# What you should do
Write out the records below line for line, with no changes at all.

# The data
=======
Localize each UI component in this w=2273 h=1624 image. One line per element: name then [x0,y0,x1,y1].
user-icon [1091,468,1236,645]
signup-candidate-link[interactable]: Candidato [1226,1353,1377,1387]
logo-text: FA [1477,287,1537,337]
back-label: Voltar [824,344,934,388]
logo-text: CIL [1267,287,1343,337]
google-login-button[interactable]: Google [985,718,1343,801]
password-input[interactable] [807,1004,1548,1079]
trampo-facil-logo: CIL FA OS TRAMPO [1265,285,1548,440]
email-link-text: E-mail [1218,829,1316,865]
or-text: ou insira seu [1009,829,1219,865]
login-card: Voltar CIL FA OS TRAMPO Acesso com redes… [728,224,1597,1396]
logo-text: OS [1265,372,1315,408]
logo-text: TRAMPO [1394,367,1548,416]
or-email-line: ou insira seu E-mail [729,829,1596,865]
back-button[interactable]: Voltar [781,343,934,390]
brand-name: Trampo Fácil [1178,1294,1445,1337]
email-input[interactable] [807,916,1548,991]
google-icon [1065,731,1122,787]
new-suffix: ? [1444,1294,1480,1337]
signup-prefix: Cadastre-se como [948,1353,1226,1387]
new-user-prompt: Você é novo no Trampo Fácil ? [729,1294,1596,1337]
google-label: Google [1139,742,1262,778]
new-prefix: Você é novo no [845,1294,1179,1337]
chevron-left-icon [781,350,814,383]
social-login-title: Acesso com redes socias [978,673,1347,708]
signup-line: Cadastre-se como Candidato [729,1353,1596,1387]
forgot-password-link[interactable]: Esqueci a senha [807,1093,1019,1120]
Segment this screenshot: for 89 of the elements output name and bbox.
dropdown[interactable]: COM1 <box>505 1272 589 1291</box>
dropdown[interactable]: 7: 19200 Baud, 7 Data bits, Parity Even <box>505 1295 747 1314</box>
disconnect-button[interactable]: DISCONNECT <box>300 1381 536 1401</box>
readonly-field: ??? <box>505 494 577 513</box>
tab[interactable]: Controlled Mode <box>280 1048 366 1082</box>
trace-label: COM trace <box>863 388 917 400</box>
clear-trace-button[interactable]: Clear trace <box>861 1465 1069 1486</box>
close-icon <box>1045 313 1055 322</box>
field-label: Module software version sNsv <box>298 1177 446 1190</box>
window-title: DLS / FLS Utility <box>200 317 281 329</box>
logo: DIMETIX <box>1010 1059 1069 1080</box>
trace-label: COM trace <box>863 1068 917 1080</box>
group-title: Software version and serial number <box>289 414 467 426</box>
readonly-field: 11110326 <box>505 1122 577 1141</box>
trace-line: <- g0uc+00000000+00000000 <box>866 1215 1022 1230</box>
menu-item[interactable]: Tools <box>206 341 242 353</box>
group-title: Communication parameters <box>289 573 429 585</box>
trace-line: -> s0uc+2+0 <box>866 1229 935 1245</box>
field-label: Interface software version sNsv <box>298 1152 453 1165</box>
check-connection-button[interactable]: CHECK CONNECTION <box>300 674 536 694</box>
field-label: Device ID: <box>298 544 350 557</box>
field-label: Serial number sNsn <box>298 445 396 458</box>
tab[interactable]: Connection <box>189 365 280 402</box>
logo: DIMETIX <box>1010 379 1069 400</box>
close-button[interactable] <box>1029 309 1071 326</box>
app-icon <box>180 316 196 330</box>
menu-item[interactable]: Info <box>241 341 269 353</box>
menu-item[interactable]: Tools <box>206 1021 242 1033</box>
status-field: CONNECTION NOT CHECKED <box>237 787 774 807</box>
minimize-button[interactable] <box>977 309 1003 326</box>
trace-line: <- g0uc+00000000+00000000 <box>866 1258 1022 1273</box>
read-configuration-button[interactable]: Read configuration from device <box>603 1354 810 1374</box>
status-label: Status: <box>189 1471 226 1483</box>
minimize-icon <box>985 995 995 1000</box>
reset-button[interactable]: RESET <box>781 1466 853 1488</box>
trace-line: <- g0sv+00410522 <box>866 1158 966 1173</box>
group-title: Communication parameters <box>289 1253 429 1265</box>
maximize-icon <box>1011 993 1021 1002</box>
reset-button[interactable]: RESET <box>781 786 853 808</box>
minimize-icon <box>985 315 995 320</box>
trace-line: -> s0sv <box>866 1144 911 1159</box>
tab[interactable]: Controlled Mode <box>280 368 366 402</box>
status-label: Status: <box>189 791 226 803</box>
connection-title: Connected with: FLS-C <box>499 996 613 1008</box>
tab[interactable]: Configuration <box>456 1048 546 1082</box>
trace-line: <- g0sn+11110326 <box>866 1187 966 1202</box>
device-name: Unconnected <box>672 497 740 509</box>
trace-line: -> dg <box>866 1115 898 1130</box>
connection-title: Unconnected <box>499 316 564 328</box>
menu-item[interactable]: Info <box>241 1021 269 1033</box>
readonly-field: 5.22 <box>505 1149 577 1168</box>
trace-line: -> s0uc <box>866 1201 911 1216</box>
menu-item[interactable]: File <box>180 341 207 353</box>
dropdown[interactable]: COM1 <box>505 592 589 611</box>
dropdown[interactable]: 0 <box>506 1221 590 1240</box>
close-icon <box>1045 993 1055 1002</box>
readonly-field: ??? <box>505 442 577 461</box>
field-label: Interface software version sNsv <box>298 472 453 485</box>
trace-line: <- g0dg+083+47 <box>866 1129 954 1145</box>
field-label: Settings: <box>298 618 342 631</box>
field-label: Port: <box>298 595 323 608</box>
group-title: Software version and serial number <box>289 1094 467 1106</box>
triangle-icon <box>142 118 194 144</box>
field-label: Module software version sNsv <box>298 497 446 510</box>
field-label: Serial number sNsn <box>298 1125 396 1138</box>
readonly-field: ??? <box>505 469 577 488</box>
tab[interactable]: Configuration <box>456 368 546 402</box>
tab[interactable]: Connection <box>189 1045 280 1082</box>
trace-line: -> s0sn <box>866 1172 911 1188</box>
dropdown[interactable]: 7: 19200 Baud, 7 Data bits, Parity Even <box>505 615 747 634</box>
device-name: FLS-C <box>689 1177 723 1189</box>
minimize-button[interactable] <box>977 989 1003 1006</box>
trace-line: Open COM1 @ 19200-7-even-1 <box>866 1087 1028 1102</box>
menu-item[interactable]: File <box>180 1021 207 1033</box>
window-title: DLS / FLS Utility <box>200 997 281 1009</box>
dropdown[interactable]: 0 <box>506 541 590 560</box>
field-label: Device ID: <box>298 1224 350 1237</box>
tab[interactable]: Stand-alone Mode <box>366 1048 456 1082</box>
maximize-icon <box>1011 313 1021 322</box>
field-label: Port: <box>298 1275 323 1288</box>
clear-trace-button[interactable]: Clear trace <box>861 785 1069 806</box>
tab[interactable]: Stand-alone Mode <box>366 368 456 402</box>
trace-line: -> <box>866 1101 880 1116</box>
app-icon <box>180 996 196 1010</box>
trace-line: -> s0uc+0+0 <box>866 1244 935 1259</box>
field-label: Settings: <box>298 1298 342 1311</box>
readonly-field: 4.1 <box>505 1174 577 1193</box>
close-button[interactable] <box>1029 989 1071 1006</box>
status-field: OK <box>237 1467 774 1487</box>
=======
# Finished exercise
Localize each UI component in this w=2273 h=1624 image. One line per element: name then [x0,y0,x1,y1].
user-icon [1091,468,1236,645]
signup-candidate-link[interactable]: Candidato [1226,1353,1377,1387]
logo-text: FA [1477,287,1537,337]
back-label: Voltar [824,344,934,388]
logo-text: CIL [1267,287,1343,337]
google-login-button[interactable]: Google [985,718,1343,801]
password-input[interactable] [807,1004,1548,1079]
trampo-facil-logo: CIL FA OS TRAMPO [1265,285,1548,440]
email-link-text: E-mail [1218,829,1316,865]
or-text: ou insira seu [1009,829,1219,865]
login-card: Voltar CIL FA OS TRAMPO Acesso com redes… [728,224,1597,1396]
logo-text: OS [1265,372,1315,408]
logo-text: TRAMPO [1394,367,1548,416]
or-email-line: ou insira seu E-mail [729,829,1596,865]
back-button[interactable]: Voltar [781,343,934,390]
brand-name: Trampo Fácil [1178,1294,1445,1337]
email-input[interactable] [807,916,1548,991]
google-icon [1065,731,1122,787]
new-suffix: ? [1444,1294,1480,1337]
signup-prefix: Cadastre-se como [948,1353,1226,1387]
new-user-prompt: Você é novo no Trampo Fácil ? [729,1294,1596,1337]
google-label: Google [1139,742,1262,778]
new-prefix: Você é novo no [845,1294,1179,1337]
chevron-left-icon [781,350,814,383]
social-login-title: Acesso com redes socias [978,673,1347,708]
signup-line: Cadastre-se como Candidato [729,1353,1596,1387]
forgot-password-link[interactable]: Esqueci a senha [807,1093,1019,1120]
Segment this screenshot: for 89 of the elements output name and bbox.
dropdown[interactable]: COM1 <box>505 1272 589 1291</box>
dropdown[interactable]: 7: 19200 Baud, 7 Data bits, Parity Even <box>505 1295 747 1314</box>
disconnect-button[interactable]: DISCONNECT <box>300 1381 536 1401</box>
readonly-field: ??? <box>505 494 577 513</box>
tab[interactable]: Controlled Mode <box>280 1048 366 1082</box>
trace-label: COM trace <box>863 388 917 400</box>
clear-trace-button[interactable]: Clear trace <box>861 1465 1069 1486</box>
close-icon <box>1045 313 1055 322</box>
field-label: Module software version sNsv <box>298 1177 446 1190</box>
window-title: DLS / FLS Utility <box>200 317 281 329</box>
logo: DIMETIX <box>1010 1059 1069 1080</box>
trace-label: COM trace <box>863 1068 917 1080</box>
group-title: Software version and serial number <box>289 414 467 426</box>
readonly-field: 11110326 <box>505 1122 577 1141</box>
trace-line: <- g0uc+00000000+00000000 <box>866 1215 1022 1230</box>
menu-item[interactable]: Tools <box>206 341 242 353</box>
group-title: Communication parameters <box>289 573 429 585</box>
trace-line: -> s0uc+2+0 <box>866 1229 935 1245</box>
field-label: Interface software version sNsv <box>298 1152 453 1165</box>
check-connection-button[interactable]: CHECK CONNECTION <box>300 674 536 694</box>
field-label: Device ID: <box>298 544 350 557</box>
field-label: Serial number sNsn <box>298 445 396 458</box>
tab[interactable]: Connection <box>189 365 280 402</box>
logo: DIMETIX <box>1010 379 1069 400</box>
close-button[interactable] <box>1029 309 1071 326</box>
app-icon <box>180 316 196 330</box>
menu-item[interactable]: Info <box>241 341 269 353</box>
menu-item[interactable]: Tools <box>206 1021 242 1033</box>
status-field: CONNECTION NOT CHECKED <box>237 787 774 807</box>
minimize-button[interactable] <box>977 309 1003 326</box>
trace-line: <- g0uc+00000000+00000000 <box>866 1258 1022 1273</box>
read-configuration-button[interactable]: Read configuration from device <box>603 1354 810 1374</box>
status-label: Status: <box>189 1471 226 1483</box>
minimize-icon <box>985 995 995 1000</box>
reset-button[interactable]: RESET <box>781 1466 853 1488</box>
trace-line: <- g0sv+00410522 <box>866 1158 966 1173</box>
group-title: Communication parameters <box>289 1253 429 1265</box>
maximize-icon <box>1011 993 1021 1002</box>
reset-button[interactable]: RESET <box>781 786 853 808</box>
minimize-icon <box>985 315 995 320</box>
trace-line: -> s0sv <box>866 1144 911 1159</box>
tab[interactable]: Controlled Mode <box>280 368 366 402</box>
status-label: Status: <box>189 791 226 803</box>
connection-title: Connected with: FLS-C <box>499 996 613 1008</box>
tab[interactable]: Configuration <box>456 1048 546 1082</box>
trace-line: <- g0sn+11110326 <box>866 1187 966 1202</box>
device-name: Unconnected <box>672 497 740 509</box>
trace-line: -> dg <box>866 1115 898 1130</box>
connection-title: Unconnected <box>499 316 564 328</box>
menu-item[interactable]: Info <box>241 1021 269 1033</box>
readonly-field: 5.22 <box>505 1149 577 1168</box>
trace-line: -> s0uc <box>866 1201 911 1216</box>
menu-item[interactable]: File <box>180 341 207 353</box>
dropdown[interactable]: COM1 <box>505 592 589 611</box>
dropdown[interactable]: 0 <box>506 1221 590 1240</box>
close-icon <box>1045 993 1055 1002</box>
readonly-field: ??? <box>505 442 577 461</box>
field-label: Interface software version sNsv <box>298 472 453 485</box>
trace-line: <- g0dg+083+47 <box>866 1129 954 1145</box>
field-label: Settings: <box>298 618 342 631</box>
field-label: Port: <box>298 595 323 608</box>
group-title: Software version and serial number <box>289 1094 467 1106</box>
triangle-icon <box>142 118 194 144</box>
field-label: Module software version sNsv <box>298 497 446 510</box>
field-label: Serial number sNsn <box>298 1125 396 1138</box>
readonly-field: ??? <box>505 469 577 488</box>
tab[interactable]: Configuration <box>456 368 546 402</box>
tab[interactable]: Connection <box>189 1045 280 1082</box>
trace-line: -> s0sn <box>866 1172 911 1188</box>
dropdown[interactable]: 7: 19200 Baud, 7 Data bits, Parity Even <box>505 615 747 634</box>
device-name: FLS-C <box>689 1177 723 1189</box>
minimize-button[interactable] <box>977 989 1003 1006</box>
trace-line: Open COM1 @ 19200-7-even-1 <box>866 1087 1028 1102</box>
menu-item[interactable]: File <box>180 1021 207 1033</box>
window-title: DLS / FLS Utility <box>200 997 281 1009</box>
dropdown[interactable]: 0 <box>506 541 590 560</box>
field-label: Device ID: <box>298 1224 350 1237</box>
tab[interactable]: Stand-alone Mode <box>366 1048 456 1082</box>
maximize-icon <box>1011 313 1021 322</box>
field-label: Port: <box>298 1275 323 1288</box>
clear-trace-button[interactable]: Clear trace <box>861 785 1069 806</box>
tab[interactable]: Stand-alone Mode <box>366 368 456 402</box>
trace-line: -> <box>866 1101 880 1116</box>
app-icon <box>180 996 196 1010</box>
trace-line: -> s0uc+0+0 <box>866 1244 935 1259</box>
field-label: Settings: <box>298 1298 342 1311</box>
readonly-field: 4.1 <box>505 1174 577 1193</box>
close-button[interactable] <box>1029 989 1071 1006</box>
status-field: OK <box>237 1467 774 1487</box>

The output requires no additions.